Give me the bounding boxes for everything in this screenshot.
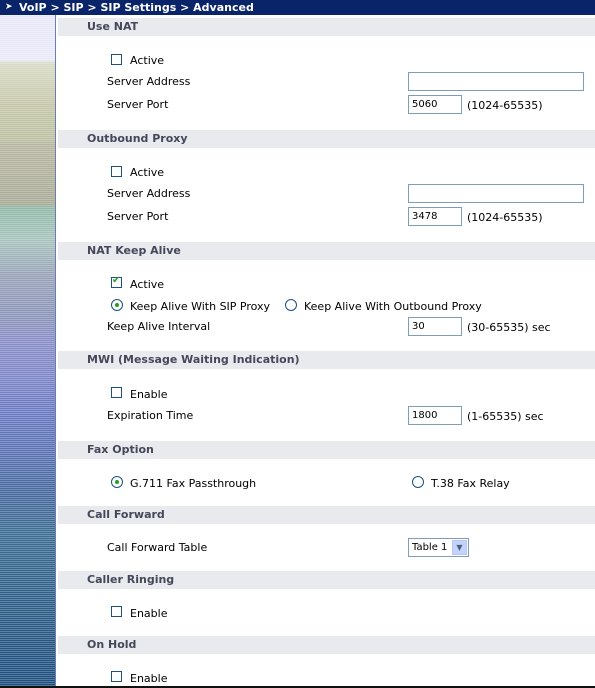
on-hold-enable-checkbox[interactable] xyxy=(111,671,122,682)
outbound-proxy-server-port-label: Server Port xyxy=(107,210,169,223)
use-nat-server-port-input[interactable]: 5060 xyxy=(408,95,462,114)
section-title: MWI (Message Waiting Indication) xyxy=(87,353,300,366)
keep-alive-interval-label: Keep Alive Interval xyxy=(107,320,211,333)
outbound-proxy-server-port-range: (1024-65535) xyxy=(467,211,543,224)
keep-alive-sip-proxy-label: Keep Alive With SIP Proxy xyxy=(130,300,271,313)
breadcrumb: VoIP > SIP > SIP Settings > Advanced xyxy=(19,1,254,14)
section-header-use-nat: Use NAT xyxy=(58,18,595,36)
mwi-enable-checkbox[interactable] xyxy=(111,387,122,398)
section-header-on-hold: On Hold xyxy=(58,636,595,654)
fax-t38-radio[interactable] xyxy=(412,476,424,488)
keep-alive-outbound-proxy-label: Keep Alive With Outbound Proxy xyxy=(304,300,482,313)
section-header-fax-option: Fax Option xyxy=(58,441,595,459)
use-nat-server-address-input[interactable] xyxy=(408,72,584,91)
mwi-expiration-input[interactable]: 1800 xyxy=(408,406,462,425)
nat-keep-alive-active-label: Active xyxy=(130,278,165,291)
use-nat-active-checkbox[interactable] xyxy=(111,54,122,65)
section-title: Outbound Proxy xyxy=(87,132,188,145)
keep-alive-sip-proxy-radio[interactable] xyxy=(111,299,123,311)
call-forward-table-select[interactable]: Table 1 ▼ xyxy=(408,538,469,557)
section-title: Fax Option xyxy=(87,443,154,456)
use-nat-server-address-label: Server Address xyxy=(107,75,191,88)
left-navigation-panel xyxy=(0,15,56,688)
breadcrumb-arrow-icon: ➤ xyxy=(5,2,13,12)
caller-ringing-enable-checkbox[interactable] xyxy=(111,606,122,617)
keep-alive-outbound-proxy-radio[interactable] xyxy=(285,299,297,311)
outbound-proxy-server-port-input[interactable]: 3478 xyxy=(408,207,462,226)
call-forward-table-value: Table 1 xyxy=(412,542,448,553)
chevron-down-icon[interactable]: ▼ xyxy=(452,540,467,555)
call-forward-table-label: Call Forward Table xyxy=(107,541,208,554)
section-title: Caller Ringing xyxy=(87,573,175,586)
section-header-outbound-proxy: Outbound Proxy xyxy=(58,130,595,148)
section-header-nat-keep-alive: NAT Keep Alive xyxy=(58,242,595,260)
section-title: Call Forward xyxy=(87,508,165,521)
fax-g711-label: G.711 Fax Passthrough xyxy=(130,477,257,490)
mwi-expiration-range: (1-65535) sec xyxy=(467,410,544,423)
section-header-call-forward: Call Forward xyxy=(58,506,595,524)
use-nat-server-port-range: (1024-65535) xyxy=(467,99,543,112)
keep-alive-interval-input[interactable]: 30 xyxy=(408,317,462,336)
section-header-mwi: MWI (Message Waiting Indication) xyxy=(58,351,595,369)
section-title: Use NAT xyxy=(87,20,139,33)
use-nat-server-port-label: Server Port xyxy=(107,98,169,111)
on-hold-enable-label: Enable xyxy=(130,672,168,685)
section-header-caller-ringing: Caller Ringing xyxy=(58,571,595,589)
outbound-proxy-active-checkbox[interactable] xyxy=(111,166,122,177)
section-title: On Hold xyxy=(87,638,137,651)
caller-ringing-enable-label: Enable xyxy=(130,607,168,620)
breadcrumb-bar: ➤ VoIP > SIP > SIP Settings > Advanced xyxy=(0,0,595,15)
outbound-proxy-active-label: Active xyxy=(130,166,165,179)
section-title: NAT Keep Alive xyxy=(87,244,181,257)
mwi-enable-label: Enable xyxy=(130,388,168,401)
outbound-proxy-server-address-label: Server Address xyxy=(107,187,191,200)
use-nat-active-label: Active xyxy=(130,54,165,67)
keep-alive-interval-range: (30-65535) sec xyxy=(467,321,551,334)
fax-t38-label: T.38 Fax Relay xyxy=(431,477,510,490)
mwi-expiration-label: Expiration Time xyxy=(107,409,194,422)
nat-keep-alive-active-checkbox[interactable] xyxy=(111,275,122,288)
outbound-proxy-server-address-input[interactable] xyxy=(408,184,584,203)
fax-g711-radio[interactable] xyxy=(111,476,123,488)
# # # # # # #
▶ OBJECTIVE: Please quote the item above word for word, leaving out the picture.

▶ THE OUTPUT:
Give me the bounding boxes for everything in this screenshot.
on-hold-enable-checkbox[interactable] xyxy=(111,671,122,682)
outbound-proxy-server-port-label: Server Port xyxy=(107,210,169,223)
use-nat-server-port-input[interactable]: 5060 xyxy=(408,95,462,114)
section-title: MWI (Message Waiting Indication) xyxy=(87,353,300,366)
keep-alive-interval-label: Keep Alive Interval xyxy=(107,320,211,333)
outbound-proxy-server-port-range: (1024-65535) xyxy=(467,211,543,224)
keep-alive-sip-proxy-label: Keep Alive With SIP Proxy xyxy=(130,300,271,313)
breadcrumb: VoIP > SIP > SIP Settings > Advanced xyxy=(19,1,254,14)
section-header-use-nat: Use NAT xyxy=(58,18,595,36)
mwi-enable-checkbox[interactable] xyxy=(111,387,122,398)
section-header-on-hold: On Hold xyxy=(58,636,595,654)
fax-t38-radio[interactable] xyxy=(412,476,424,488)
keep-alive-outbound-proxy-label: Keep Alive With Outbound Proxy xyxy=(304,300,482,313)
section-header-fax-option: Fax Option xyxy=(58,441,595,459)
use-nat-server-address-input[interactable] xyxy=(408,72,584,91)
mwi-expiration-input[interactable]: 1800 xyxy=(408,406,462,425)
nat-keep-alive-active-label: Active xyxy=(130,278,165,291)
use-nat-active-checkbox[interactable] xyxy=(111,54,122,65)
section-title: Outbound Proxy xyxy=(87,132,188,145)
keep-alive-sip-proxy-radio[interactable] xyxy=(111,299,123,311)
call-forward-table-select[interactable]: Table 1 ▼ xyxy=(408,538,469,557)
section-title: Fax Option xyxy=(87,443,154,456)
use-nat-server-address-label: Server Address xyxy=(107,75,191,88)
left-navigation-panel xyxy=(0,15,56,688)
breadcrumb-arrow-icon: ➤ xyxy=(5,2,13,12)
caller-ringing-enable-checkbox[interactable] xyxy=(111,606,122,617)
keep-alive-outbound-proxy-radio[interactable] xyxy=(285,299,297,311)
outbound-proxy-server-port-input[interactable]: 3478 xyxy=(408,207,462,226)
call-forward-table-value: Table 1 xyxy=(412,542,448,553)
chevron-down-icon[interactable]: ▼ xyxy=(452,540,467,555)
call-forward-table-label: Call Forward Table xyxy=(107,541,208,554)
section-title: Caller Ringing xyxy=(87,573,175,586)
section-header-outbound-proxy: Outbound Proxy xyxy=(58,130,595,148)
section-header-nat-keep-alive: NAT Keep Alive xyxy=(58,242,595,260)
section-title: Call Forward xyxy=(87,508,165,521)
fax-g711-label: G.711 Fax Passthrough xyxy=(130,477,257,490)
mwi-expiration-range: (1-65535) sec xyxy=(467,410,544,423)
section-header-call-forward: Call Forward xyxy=(58,506,595,524)
use-nat-server-port-range: (1024-65535) xyxy=(467,99,543,112)
keep-alive-interval-input[interactable]: 30 xyxy=(408,317,462,336)
section-header-mwi: MWI (Message Waiting Indication) xyxy=(58,351,595,369)
section-title: Use NAT xyxy=(87,20,139,33)
use-nat-server-port-label: Server Port xyxy=(107,98,169,111)
on-hold-enable-label: Enable xyxy=(130,672,168,685)
section-header-caller-ringing: Caller Ringing xyxy=(58,571,595,589)
outbound-proxy-active-checkbox[interactable] xyxy=(111,166,122,177)
section-title: On Hold xyxy=(87,638,137,651)
caller-ringing-enable-label: Enable xyxy=(130,607,168,620)
breadcrumb-bar: ➤ VoIP > SIP > SIP Settings > Advanced xyxy=(0,0,595,15)
outbound-proxy-active-label: Active xyxy=(130,166,165,179)
section-title: NAT Keep Alive xyxy=(87,244,181,257)
mwi-enable-label: Enable xyxy=(130,388,168,401)
outbound-proxy-server-address-label: Server Address xyxy=(107,187,191,200)
use-nat-active-label: Active xyxy=(130,54,165,67)
keep-alive-interval-range: (30-65535) sec xyxy=(467,321,551,334)
fax-t38-label: T.38 Fax Relay xyxy=(431,477,510,490)
mwi-expiration-label: Expiration Time xyxy=(107,409,194,422)
nat-keep-alive-active-checkbox[interactable] xyxy=(111,275,122,288)
outbound-proxy-server-address-input[interactable] xyxy=(408,184,584,203)
fax-g711-radio[interactable] xyxy=(111,476,123,488)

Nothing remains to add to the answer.